[Recorded data]

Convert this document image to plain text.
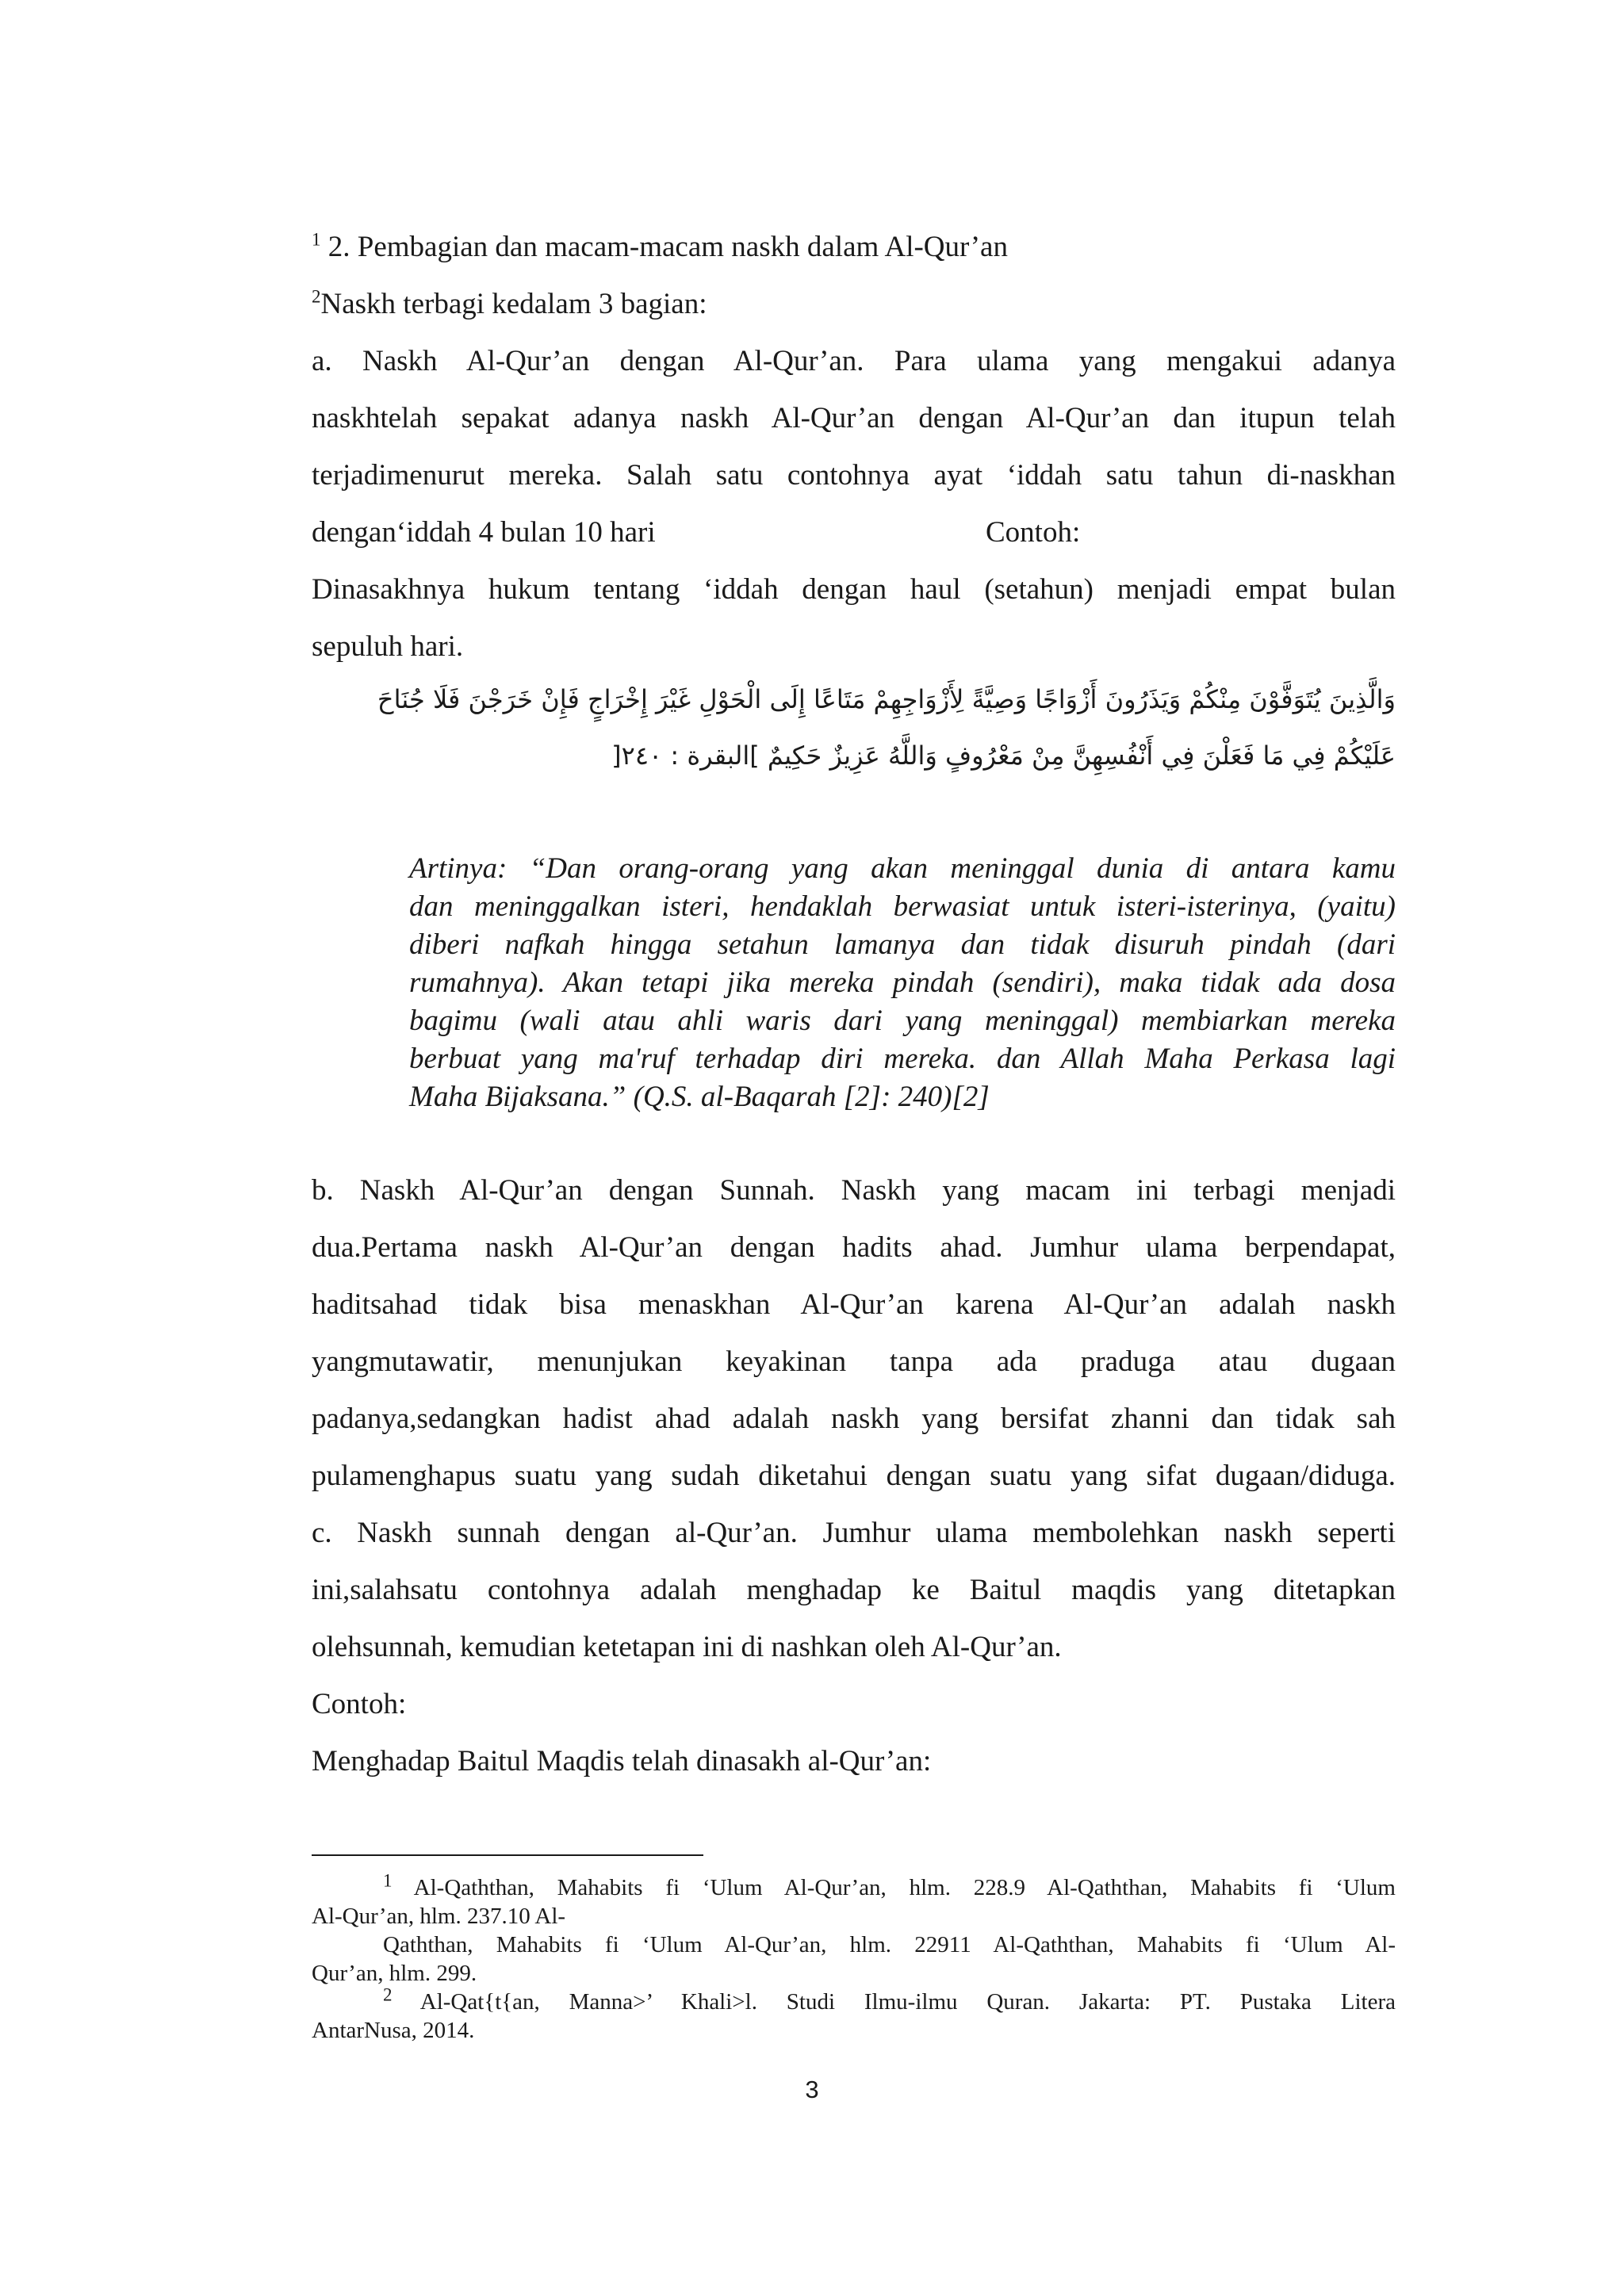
$^1$ 2. Pembagian dan macam-macam naskh dalam Al-Qur’an
$^2$Naskh terbagi kedalam 3 bagian:
a. Naskh Al-Qur’an dengan Al-Qur’an. Para ulama yang mengakui adanya
naskhtelah sepakat adanya naskh Al-Qur’an dengan Al-Qur’an dan itupun telah
terjadimenurut mereka. Salah satu contohnya ayat ‘iddah satu tahun di-naskhan
dengan‘iddah 4 bulan 10 hari	Contoh:
Dinasakhnya hukum tentang ‘iddah dengan haul (setahun) menjadi empat bulan
sepuluh hari.
وَالَّذِينَ يُتَوَفَّوْنَ مِنْكُمْ وَيَذَرُونَ أَزْوَاجًا وَصِيَّةً لِأَزْوَاجِهِمْ مَتَاعًا إِلَى الْحَوْلِ غَيْرَ إِخْرَاجٍ فَإِنْ خَرَجْنَ فَلَا جُنَاحَ
عَلَيْكُمْ فِي مَا فَعَلْنَ فِي أَنْفُسِهِنَّ مِنْ مَعْرُوفٍ وَاللَّهُ عَزِيزٌ حَكِيمٌ ]البقرة : ٢٤٠[
Artinya: “Dan orang-orang yang akan meninggal dunia di antara kamu
dan meninggalkan isteri, hendaklah berwasiat untuk isteri-isterinya, (yaitu)
diberi nafkah hingga setahun lamanya dan tidak disuruh pindah (dari
rumahnya). Akan tetapi jika mereka pindah (sendiri), maka tidak ada dosa
bagimu (wali atau ahli waris dari yang meninggal) membiarkan mereka
berbuat yang ma'ruf terhadap diri mereka. dan Allah Maha Perkasa lagi
Maha Bijaksana.” (Q.S. al-Baqarah [2]: 240)[2]
b. Naskh Al-Qur’an dengan Sunnah. Naskh yang macam ini terbagi menjadi
dua.Pertama naskh Al-Qur’an dengan hadits ahad. Jumhur ulama berpendapat,
haditsahad tidak bisa menaskhan Al-Qur’an karena Al-Qur’an adalah naskh
yangmutawatir, menunjukan keyakinan tanpa ada praduga atau dugaan
padanya,sedangkan hadist ahad adalah naskh yang bersifat zhanni dan tidak sah
pulamenghapus suatu yang sudah diketahui dengan suatu yang sifat dugaan/diduga.
c. Naskh sunnah dengan al-Qur’an. Jumhur ulama membolehkan naskh seperti
ini,salahsatu contohnya adalah menghadap ke Baitul maqdis yang ditetapkan
olehsunnah, kemudian ketetapan ini di nashkan oleh Al-Qur’an.
Contoh:
Menghadap Baitul Maqdis telah dinasakh al-Qur’an:
$^1$ Al-Qaththan, Mahabits fi ‘Ulum Al-Qur’an, hlm. 228.9 Al-Qaththan, Mahabits fi ‘Ulum
Al-Qur’an, hlm. 237.10 Al-
Qaththan, Mahabits fi ‘Ulum Al-Qur’an, hlm. 22911 Al-Qaththan, Mahabits fi ‘Ulum Al-
Qur’an, hlm. 299.
$^2$ Al-Qat{t{an, Manna>’ Khali>l. Studi Ilmu-ilmu Quran. Jakarta: PT. Pustaka Litera
AntarNusa, 2014.
3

▶ [TASK REQUIREMENTS] Return all of the data exactly as written, and drop the pictures.

▶ [THE ANSWER]
Convert this document image to plain text.
$^1$ 2. Pembagian dan macam-macam naskh dalam Al-Qur’an
$^2$Naskh terbagi kedalam 3 bagian:
a. Naskh Al-Qur’an dengan Al-Qur’an. Para ulama yang mengakui adanya
naskhtelah sepakat adanya naskh Al-Qur’an dengan Al-Qur’an dan itupun telah
terjadimenurut mereka. Salah satu contohnya ayat ‘iddah satu tahun di-naskhan
dengan‘iddah 4 bulan 10 hari	Contoh:
Dinasakhnya hukum tentang ‘iddah dengan haul (setahun) menjadi empat bulan
sepuluh hari.
وَالَّذِينَ يُتَوَفَّوْنَ مِنْكُمْ وَيَذَرُونَ أَزْوَاجًا وَصِيَّةً لِأَزْوَاجِهِمْ مَتَاعًا إِلَى الْحَوْلِ غَيْرَ إِخْرَاجٍ فَإِنْ خَرَجْنَ فَلَا جُنَاحَ
عَلَيْكُمْ فِي مَا فَعَلْنَ فِي أَنْفُسِهِنَّ مِنْ مَعْرُوفٍ وَاللَّهُ عَزِيزٌ حَكِيمٌ ]البقرة : ٢٤٠[
Artinya: “Dan orang-orang yang akan meninggal dunia di antara kamu
dan meninggalkan isteri, hendaklah berwasiat untuk isteri-isterinya, (yaitu)
diberi nafkah hingga setahun lamanya dan tidak disuruh pindah (dari
rumahnya). Akan tetapi jika mereka pindah (sendiri), maka tidak ada dosa
bagimu (wali atau ahli waris dari yang meninggal) membiarkan mereka
berbuat yang ma'ruf terhadap diri mereka. dan Allah Maha Perkasa lagi
Maha Bijaksana.” (Q.S. al-Baqarah [2]: 240)[2]
b. Naskh Al-Qur’an dengan Sunnah. Naskh yang macam ini terbagi menjadi
dua.Pertama naskh Al-Qur’an dengan hadits ahad. Jumhur ulama berpendapat,
haditsahad tidak bisa menaskhan Al-Qur’an karena Al-Qur’an adalah naskh
yangmutawatir, menunjukan keyakinan tanpa ada praduga atau dugaan
padanya,sedangkan hadist ahad adalah naskh yang bersifat zhanni dan tidak sah
pulamenghapus suatu yang sudah diketahui dengan suatu yang sifat dugaan/diduga.
c. Naskh sunnah dengan al-Qur’an. Jumhur ulama membolehkan naskh seperti
ini,salahsatu contohnya adalah menghadap ke Baitul maqdis yang ditetapkan
olehsunnah, kemudian ketetapan ini di nashkan oleh Al-Qur’an.
Contoh:
Menghadap Baitul Maqdis telah dinasakh al-Qur’an:
$^1$ Al-Qaththan, Mahabits fi ‘Ulum Al-Qur’an, hlm. 228.9 Al-Qaththan, Mahabits fi ‘Ulum
Al-Qur’an, hlm. 237.10 Al-
Qaththan, Mahabits fi ‘Ulum Al-Qur’an, hlm. 22911 Al-Qaththan, Mahabits fi ‘Ulum Al-
Qur’an, hlm. 299.
$^2$ Al-Qat{t{an, Manna>’ Khali>l. Studi Ilmu-ilmu Quran. Jakarta: PT. Pustaka Litera
AntarNusa, 2014.
3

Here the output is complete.